** Data shown **
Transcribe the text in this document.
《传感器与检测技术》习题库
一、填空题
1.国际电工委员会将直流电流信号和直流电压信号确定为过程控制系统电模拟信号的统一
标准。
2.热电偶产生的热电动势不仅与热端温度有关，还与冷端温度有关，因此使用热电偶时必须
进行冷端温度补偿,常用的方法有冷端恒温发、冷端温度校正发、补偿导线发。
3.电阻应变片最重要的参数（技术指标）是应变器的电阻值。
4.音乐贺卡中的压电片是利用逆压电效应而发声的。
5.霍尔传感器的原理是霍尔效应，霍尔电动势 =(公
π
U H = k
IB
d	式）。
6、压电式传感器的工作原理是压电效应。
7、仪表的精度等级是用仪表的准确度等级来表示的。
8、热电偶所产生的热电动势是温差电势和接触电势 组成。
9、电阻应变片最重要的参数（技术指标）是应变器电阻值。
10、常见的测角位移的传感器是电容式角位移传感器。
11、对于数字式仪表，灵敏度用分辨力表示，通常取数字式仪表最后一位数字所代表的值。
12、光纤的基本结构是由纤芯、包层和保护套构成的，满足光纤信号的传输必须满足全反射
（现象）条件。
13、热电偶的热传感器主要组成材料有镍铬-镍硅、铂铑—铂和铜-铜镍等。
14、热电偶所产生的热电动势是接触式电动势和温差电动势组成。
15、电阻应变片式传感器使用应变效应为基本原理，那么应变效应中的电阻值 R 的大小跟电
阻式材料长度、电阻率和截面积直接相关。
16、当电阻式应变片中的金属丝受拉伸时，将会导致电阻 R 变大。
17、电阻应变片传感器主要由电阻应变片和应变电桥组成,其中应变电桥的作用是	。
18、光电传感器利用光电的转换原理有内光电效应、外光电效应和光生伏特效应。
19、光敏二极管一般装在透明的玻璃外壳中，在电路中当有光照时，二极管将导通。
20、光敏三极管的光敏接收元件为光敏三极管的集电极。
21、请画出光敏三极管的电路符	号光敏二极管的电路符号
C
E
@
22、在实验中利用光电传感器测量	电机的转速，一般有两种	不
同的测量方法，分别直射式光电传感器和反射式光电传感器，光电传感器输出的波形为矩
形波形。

** Required task **
Of the lines in the material, how many hold the word "电阻应变片最重要的参数"? Reply with the number only.

** The completed task **
2